• **Your objective**
Scan the records below. List lines holding "Transfer".

== The records

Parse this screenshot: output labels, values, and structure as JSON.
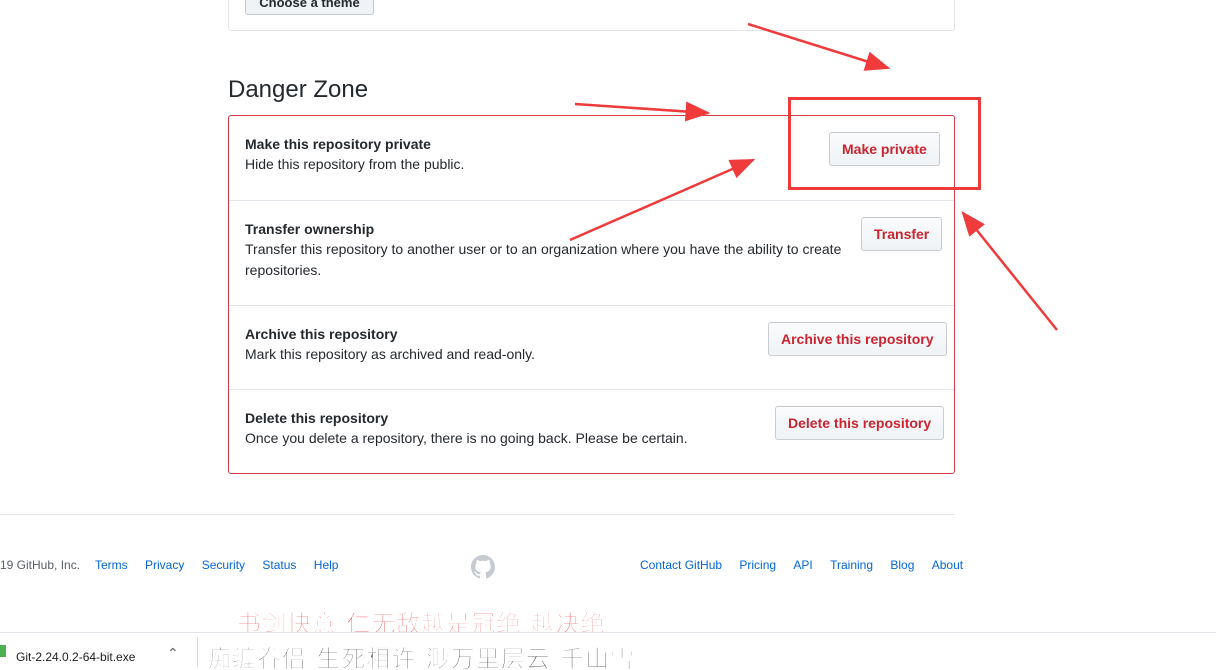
{
  "theme": {
    "button_label": "Choose a theme"
  },
  "danger_zone": {
    "title": "Danger Zone",
    "rows": [
      {
        "title": "Make this repository private",
        "description": "Hide this repository from the public.",
        "button": "Make private"
      },
      {
        "title": "Transfer ownership",
        "description": "Transfer this repository to another user or to an organization where you have the ability to create repositories.",
        "button": "Transfer"
      },
      {
        "title": "Archive this repository",
        "description": "Mark this repository as archived and read-only.",
        "button": "Archive this repository"
      },
      {
        "title": "Delete this repository",
        "description": "Once you delete a repository, there is no going back. Please be certain.",
        "button": "Delete this repository"
      }
    ]
  },
  "footer": {
    "copyright": "19 GitHub, Inc.",
    "left_links": [
      "Terms",
      "Privacy",
      "Security",
      "Status",
      "Help"
    ],
    "right_links": [
      "Contact GitHub",
      "Pricing",
      "API",
      "Training",
      "Blog",
      "About"
    ],
    "logo_icon": "github-octocat-icon"
  },
  "overlay": {
    "subtitle_line1": "书剑快意 仁无敌越是冠绝 越决绝",
    "subtitle_line2": "痴缠眷侣 生死相许 渺万里层云 千山雪",
    "annotation_color": "#ef3b3b"
  },
  "download_bar": {
    "file_name": "Git-2.24.0.2-64-bit.exe",
    "chevron_icon": "chevron-up-icon"
  },
  "colors": {
    "danger": "#d73a49",
    "danger_text": "#cb2431",
    "link": "#0366d6"
  }
}
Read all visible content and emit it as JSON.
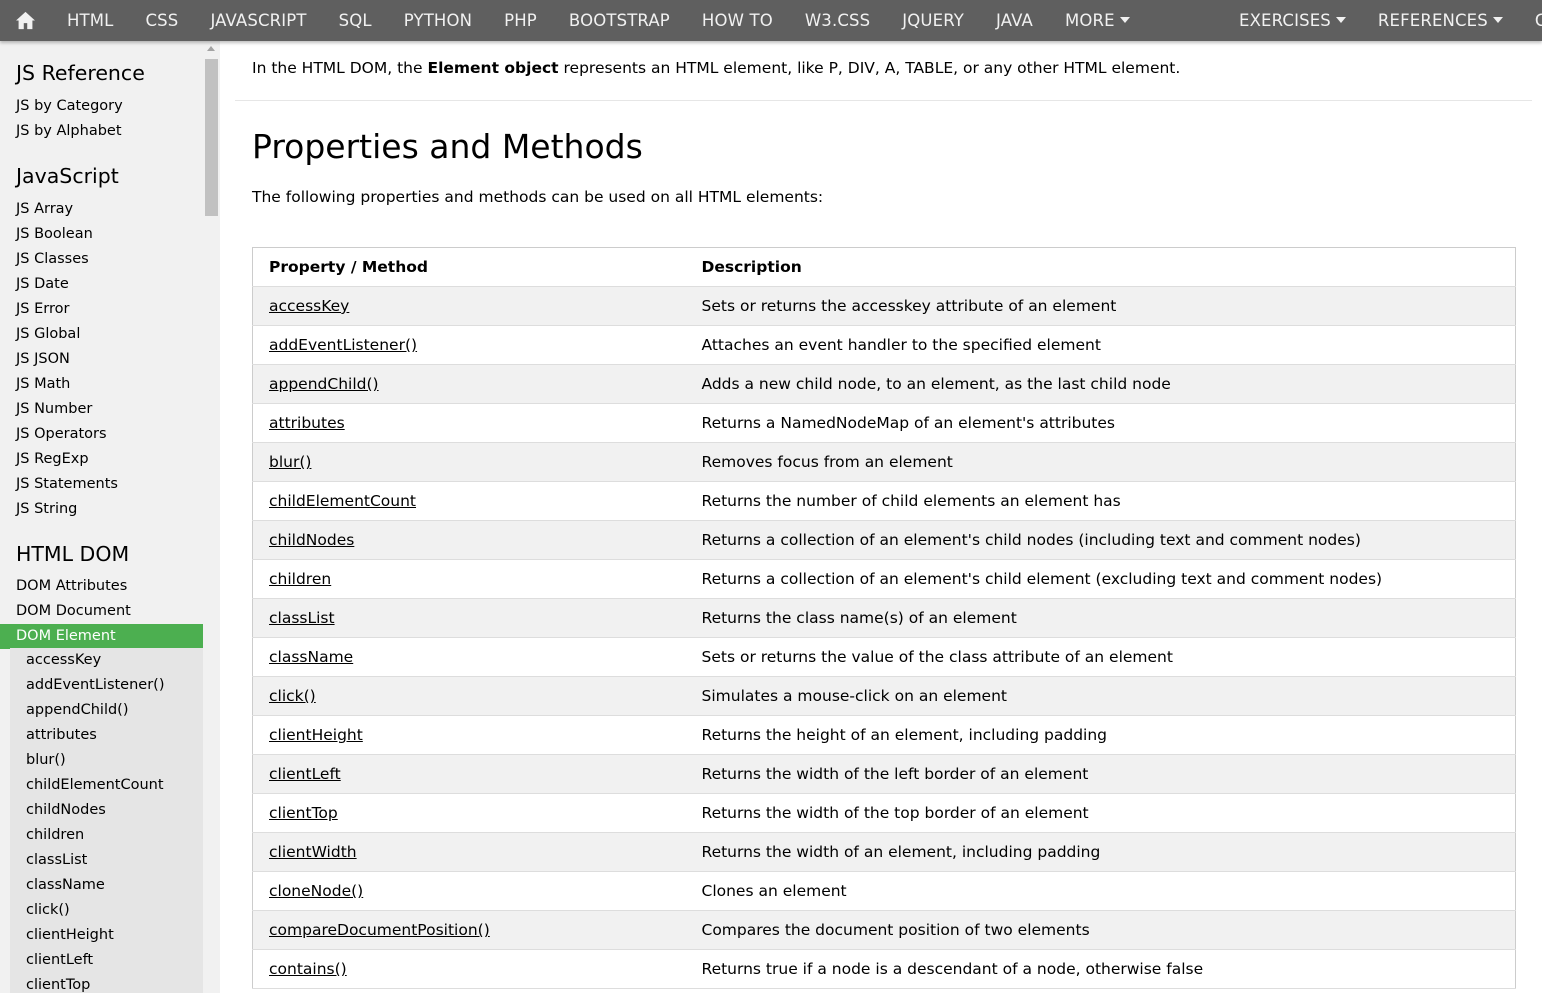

====

• **Response**
        "title": "Transfer ownership",
        "description": "Transfer this repository to another user or to an organization where you have the ability to create repositories.",
        "button": "Transfer"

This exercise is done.